**EXERCISE**
Reproduce the lines of the material verbatim, everything from the line containing "fecha-consulta-button[interactable]: Fecha Consulta" down to the line containing "altura-input[interactable] [722,417,902,435]", both included.

**DATASET ENTRIES**
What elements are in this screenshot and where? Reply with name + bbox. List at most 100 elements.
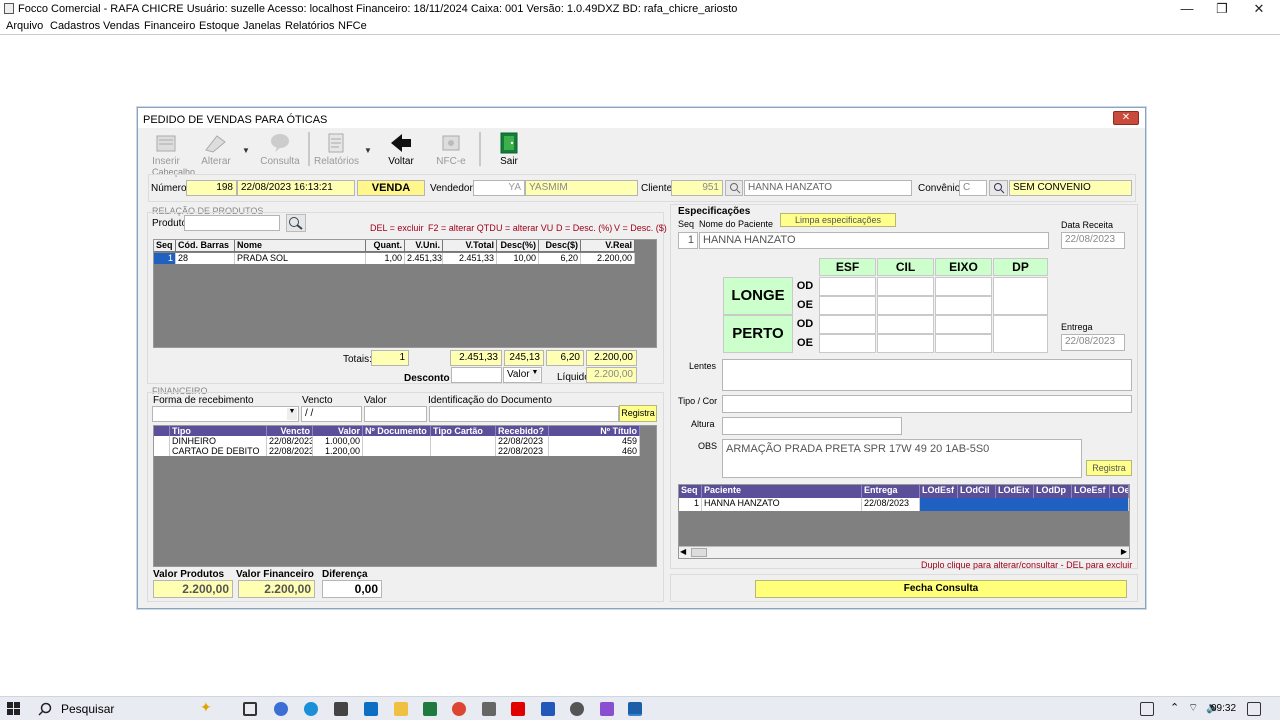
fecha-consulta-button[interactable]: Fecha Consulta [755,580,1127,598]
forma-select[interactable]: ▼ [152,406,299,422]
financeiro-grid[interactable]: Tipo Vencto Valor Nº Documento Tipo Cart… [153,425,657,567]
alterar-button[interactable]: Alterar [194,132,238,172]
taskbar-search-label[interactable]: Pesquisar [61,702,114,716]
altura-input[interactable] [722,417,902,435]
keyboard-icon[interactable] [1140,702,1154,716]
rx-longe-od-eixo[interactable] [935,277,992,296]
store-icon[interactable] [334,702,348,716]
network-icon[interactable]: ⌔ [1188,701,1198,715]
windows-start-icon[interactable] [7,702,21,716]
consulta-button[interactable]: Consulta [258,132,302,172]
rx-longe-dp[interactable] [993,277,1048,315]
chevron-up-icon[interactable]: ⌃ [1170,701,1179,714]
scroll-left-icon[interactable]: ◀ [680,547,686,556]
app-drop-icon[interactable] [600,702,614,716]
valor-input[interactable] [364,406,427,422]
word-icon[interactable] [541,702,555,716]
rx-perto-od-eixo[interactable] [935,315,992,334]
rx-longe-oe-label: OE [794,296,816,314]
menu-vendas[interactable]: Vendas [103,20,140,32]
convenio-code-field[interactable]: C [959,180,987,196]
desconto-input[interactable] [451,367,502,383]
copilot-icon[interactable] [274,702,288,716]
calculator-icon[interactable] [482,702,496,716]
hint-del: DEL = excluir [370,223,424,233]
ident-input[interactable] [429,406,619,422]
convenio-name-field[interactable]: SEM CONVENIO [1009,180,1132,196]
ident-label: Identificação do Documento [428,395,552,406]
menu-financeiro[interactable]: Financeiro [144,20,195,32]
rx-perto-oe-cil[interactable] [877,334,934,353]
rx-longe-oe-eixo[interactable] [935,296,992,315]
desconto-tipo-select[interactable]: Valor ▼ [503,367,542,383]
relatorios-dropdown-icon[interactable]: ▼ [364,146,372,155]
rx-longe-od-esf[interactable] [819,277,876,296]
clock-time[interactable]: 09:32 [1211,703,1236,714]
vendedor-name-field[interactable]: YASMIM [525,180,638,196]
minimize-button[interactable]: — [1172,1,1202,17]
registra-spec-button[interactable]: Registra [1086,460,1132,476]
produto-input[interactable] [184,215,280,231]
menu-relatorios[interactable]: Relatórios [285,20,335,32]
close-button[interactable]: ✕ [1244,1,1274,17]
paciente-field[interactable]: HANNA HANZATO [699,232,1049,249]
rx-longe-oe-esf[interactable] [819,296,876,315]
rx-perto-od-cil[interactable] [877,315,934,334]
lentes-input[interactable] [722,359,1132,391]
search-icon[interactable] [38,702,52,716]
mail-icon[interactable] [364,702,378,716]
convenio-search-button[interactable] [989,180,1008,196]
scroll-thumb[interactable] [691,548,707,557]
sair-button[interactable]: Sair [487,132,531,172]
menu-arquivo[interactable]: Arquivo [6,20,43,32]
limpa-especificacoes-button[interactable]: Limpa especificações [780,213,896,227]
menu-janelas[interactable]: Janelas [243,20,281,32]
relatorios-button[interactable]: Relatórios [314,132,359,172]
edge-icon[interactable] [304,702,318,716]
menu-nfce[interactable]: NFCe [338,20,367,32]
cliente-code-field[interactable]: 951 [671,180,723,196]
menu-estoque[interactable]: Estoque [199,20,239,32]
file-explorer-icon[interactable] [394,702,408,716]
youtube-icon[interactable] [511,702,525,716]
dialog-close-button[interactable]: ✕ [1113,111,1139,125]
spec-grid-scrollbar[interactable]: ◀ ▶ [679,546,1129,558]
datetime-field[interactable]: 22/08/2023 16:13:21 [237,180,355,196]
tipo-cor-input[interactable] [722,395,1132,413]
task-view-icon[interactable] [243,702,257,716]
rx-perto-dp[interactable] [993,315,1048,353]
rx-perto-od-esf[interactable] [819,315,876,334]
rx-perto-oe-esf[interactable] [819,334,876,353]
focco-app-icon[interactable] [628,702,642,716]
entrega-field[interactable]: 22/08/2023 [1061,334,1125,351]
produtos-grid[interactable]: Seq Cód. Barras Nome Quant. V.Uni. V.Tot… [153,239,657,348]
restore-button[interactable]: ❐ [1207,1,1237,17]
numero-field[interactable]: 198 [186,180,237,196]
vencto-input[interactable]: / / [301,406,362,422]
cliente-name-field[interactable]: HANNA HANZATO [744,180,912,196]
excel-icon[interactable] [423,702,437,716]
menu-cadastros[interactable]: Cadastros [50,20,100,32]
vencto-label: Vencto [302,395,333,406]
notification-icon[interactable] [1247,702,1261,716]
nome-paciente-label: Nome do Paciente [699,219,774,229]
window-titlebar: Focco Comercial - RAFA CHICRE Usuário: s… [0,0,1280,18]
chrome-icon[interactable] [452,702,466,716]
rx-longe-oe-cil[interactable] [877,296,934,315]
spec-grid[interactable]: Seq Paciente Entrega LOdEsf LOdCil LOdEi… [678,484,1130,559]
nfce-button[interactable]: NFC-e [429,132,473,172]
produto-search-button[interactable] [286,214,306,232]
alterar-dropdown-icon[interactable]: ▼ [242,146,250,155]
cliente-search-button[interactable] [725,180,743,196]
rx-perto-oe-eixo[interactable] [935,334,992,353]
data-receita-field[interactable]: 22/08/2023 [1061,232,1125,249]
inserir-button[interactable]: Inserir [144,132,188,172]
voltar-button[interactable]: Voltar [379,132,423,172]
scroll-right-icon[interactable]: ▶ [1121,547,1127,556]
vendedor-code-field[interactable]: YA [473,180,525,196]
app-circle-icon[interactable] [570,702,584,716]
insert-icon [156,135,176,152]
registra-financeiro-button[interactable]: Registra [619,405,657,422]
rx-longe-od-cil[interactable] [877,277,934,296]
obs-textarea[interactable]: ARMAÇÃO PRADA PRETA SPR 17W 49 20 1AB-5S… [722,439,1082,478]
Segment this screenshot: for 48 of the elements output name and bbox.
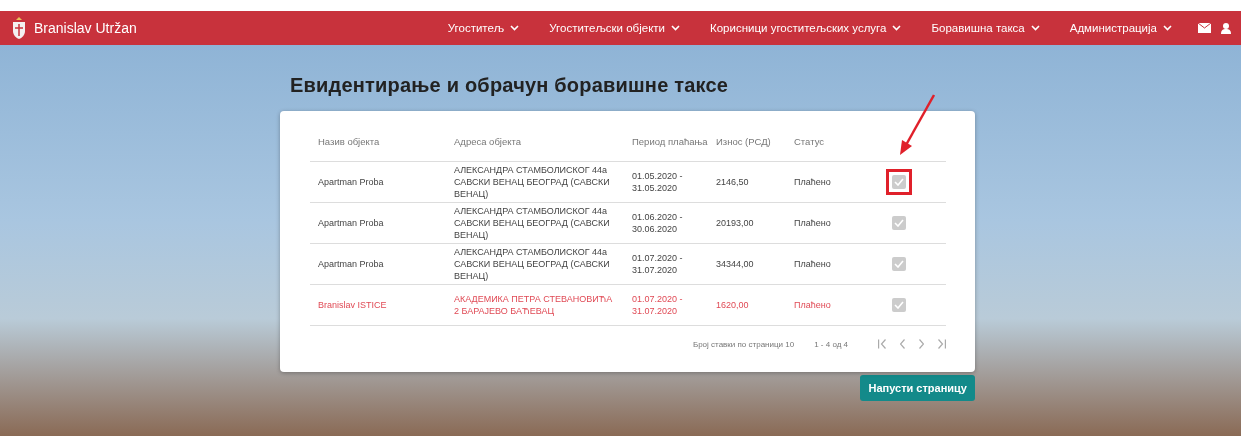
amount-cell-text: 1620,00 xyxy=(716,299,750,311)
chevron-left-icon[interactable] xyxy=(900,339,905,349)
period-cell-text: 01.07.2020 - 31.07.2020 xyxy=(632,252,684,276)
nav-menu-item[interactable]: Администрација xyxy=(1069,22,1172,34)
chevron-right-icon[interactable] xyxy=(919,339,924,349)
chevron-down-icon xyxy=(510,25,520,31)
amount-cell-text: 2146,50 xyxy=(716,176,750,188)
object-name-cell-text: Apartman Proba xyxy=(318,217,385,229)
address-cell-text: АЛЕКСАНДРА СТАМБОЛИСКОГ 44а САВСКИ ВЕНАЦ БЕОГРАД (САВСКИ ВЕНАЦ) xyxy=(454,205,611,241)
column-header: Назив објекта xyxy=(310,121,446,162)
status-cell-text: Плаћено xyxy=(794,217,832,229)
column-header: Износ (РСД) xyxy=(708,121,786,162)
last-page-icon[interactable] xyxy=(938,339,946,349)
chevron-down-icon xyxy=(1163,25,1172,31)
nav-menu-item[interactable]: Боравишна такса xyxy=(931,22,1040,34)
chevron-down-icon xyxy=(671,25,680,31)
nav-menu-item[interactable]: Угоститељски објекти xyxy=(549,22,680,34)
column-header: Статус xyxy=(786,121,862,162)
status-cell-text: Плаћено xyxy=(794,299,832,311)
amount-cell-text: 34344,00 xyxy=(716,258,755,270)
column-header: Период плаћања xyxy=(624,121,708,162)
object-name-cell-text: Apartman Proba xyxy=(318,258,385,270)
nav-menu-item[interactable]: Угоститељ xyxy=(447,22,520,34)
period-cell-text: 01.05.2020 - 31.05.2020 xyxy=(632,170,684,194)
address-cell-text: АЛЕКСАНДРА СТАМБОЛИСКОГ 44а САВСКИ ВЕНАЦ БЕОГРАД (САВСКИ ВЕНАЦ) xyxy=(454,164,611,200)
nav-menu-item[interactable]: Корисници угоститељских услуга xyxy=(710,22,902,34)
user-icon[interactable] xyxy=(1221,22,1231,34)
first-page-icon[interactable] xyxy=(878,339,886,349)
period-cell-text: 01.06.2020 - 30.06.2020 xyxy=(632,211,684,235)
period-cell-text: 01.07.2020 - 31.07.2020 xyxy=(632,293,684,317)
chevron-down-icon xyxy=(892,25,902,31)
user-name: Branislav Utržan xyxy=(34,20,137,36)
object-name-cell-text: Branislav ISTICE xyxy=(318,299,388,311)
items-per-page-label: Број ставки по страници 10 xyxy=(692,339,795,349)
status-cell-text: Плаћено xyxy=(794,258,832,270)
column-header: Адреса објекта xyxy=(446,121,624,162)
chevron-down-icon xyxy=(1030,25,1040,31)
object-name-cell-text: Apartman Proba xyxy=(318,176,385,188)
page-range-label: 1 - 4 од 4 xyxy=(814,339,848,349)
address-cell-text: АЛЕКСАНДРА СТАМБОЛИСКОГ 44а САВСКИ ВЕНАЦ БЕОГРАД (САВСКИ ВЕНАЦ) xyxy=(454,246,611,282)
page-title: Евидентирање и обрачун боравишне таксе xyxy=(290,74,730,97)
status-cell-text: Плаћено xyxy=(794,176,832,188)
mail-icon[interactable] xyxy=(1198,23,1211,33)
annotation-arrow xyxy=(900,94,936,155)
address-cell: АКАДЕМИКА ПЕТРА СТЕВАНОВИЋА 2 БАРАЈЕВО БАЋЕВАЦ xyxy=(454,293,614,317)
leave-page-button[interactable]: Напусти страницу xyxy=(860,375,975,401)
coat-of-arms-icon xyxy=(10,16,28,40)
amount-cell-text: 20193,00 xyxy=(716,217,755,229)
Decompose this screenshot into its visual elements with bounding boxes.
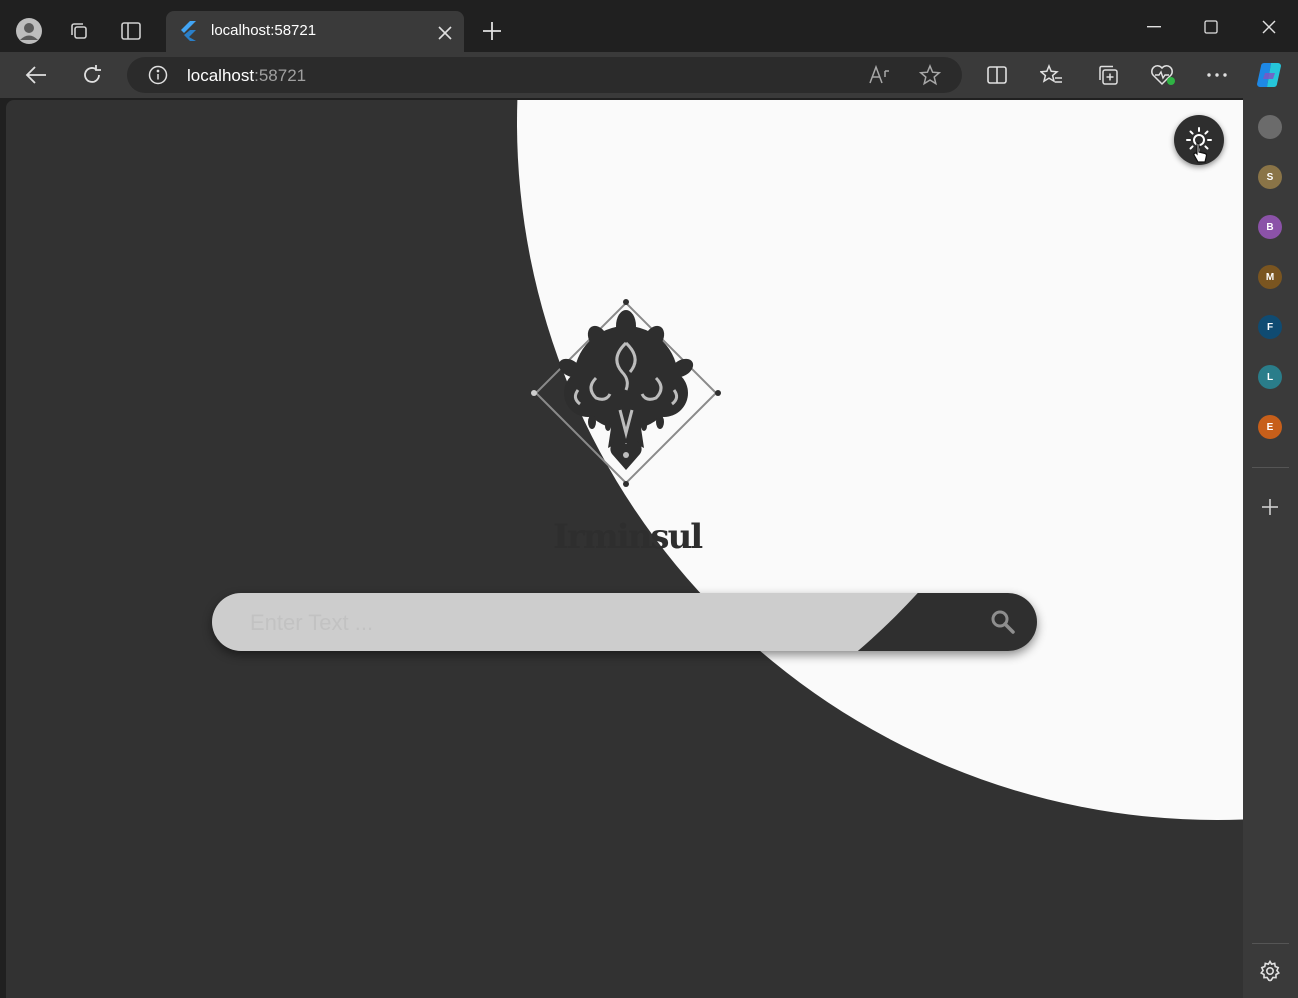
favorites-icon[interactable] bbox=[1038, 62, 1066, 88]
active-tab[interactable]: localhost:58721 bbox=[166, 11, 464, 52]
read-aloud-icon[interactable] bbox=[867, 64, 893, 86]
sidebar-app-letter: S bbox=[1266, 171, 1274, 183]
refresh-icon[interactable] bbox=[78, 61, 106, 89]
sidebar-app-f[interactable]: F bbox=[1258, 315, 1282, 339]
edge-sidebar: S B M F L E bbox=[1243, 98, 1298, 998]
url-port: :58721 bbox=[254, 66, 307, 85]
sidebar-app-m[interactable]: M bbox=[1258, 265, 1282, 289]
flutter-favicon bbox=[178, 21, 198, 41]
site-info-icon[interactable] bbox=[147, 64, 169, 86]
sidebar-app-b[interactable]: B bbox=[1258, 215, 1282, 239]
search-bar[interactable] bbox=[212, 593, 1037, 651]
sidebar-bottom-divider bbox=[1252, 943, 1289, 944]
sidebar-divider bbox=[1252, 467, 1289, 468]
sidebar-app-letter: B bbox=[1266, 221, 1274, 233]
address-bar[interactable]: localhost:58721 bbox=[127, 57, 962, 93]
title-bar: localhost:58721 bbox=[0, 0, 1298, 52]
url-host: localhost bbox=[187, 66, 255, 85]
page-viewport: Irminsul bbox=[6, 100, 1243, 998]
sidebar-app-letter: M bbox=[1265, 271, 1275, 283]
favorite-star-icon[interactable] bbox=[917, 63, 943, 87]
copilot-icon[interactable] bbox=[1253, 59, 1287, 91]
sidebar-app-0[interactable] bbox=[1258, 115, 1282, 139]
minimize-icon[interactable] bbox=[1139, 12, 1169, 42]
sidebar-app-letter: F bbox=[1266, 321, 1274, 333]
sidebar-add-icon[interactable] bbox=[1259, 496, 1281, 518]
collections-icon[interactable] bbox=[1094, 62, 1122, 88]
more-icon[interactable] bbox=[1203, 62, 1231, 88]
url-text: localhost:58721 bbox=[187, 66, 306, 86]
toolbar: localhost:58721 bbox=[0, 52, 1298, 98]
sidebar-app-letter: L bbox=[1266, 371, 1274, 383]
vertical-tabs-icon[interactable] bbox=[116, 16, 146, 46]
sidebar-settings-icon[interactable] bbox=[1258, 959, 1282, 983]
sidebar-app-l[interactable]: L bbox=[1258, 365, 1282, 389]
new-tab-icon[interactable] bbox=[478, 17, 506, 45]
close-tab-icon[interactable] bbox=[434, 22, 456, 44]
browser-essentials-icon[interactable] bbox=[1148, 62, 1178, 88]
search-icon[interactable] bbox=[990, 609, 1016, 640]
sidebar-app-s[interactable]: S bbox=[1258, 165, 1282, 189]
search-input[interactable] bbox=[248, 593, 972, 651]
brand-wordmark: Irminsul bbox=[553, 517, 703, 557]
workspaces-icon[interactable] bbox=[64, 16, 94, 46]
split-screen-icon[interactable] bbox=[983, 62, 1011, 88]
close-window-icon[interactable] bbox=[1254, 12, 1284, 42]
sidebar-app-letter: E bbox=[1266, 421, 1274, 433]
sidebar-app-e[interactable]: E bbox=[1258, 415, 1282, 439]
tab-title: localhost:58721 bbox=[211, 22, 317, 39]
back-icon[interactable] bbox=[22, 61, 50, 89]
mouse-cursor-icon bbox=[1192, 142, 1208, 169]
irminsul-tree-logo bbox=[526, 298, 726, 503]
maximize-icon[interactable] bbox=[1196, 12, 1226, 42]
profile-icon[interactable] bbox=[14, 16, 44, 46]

**RIGHT ANSWER**
fecha-consulta-button[interactable]: Fecha Consulta [755,580,1127,598]
forma-select[interactable]: ▼ [152,406,299,422]
financeiro-grid[interactable]: Tipo Vencto Valor Nº Documento Tipo Cart… [153,425,657,567]
alterar-button[interactable]: Alterar [194,132,238,172]
taskbar-search-label[interactable]: Pesquisar [61,702,114,716]
altura-input[interactable] [722,417,902,435]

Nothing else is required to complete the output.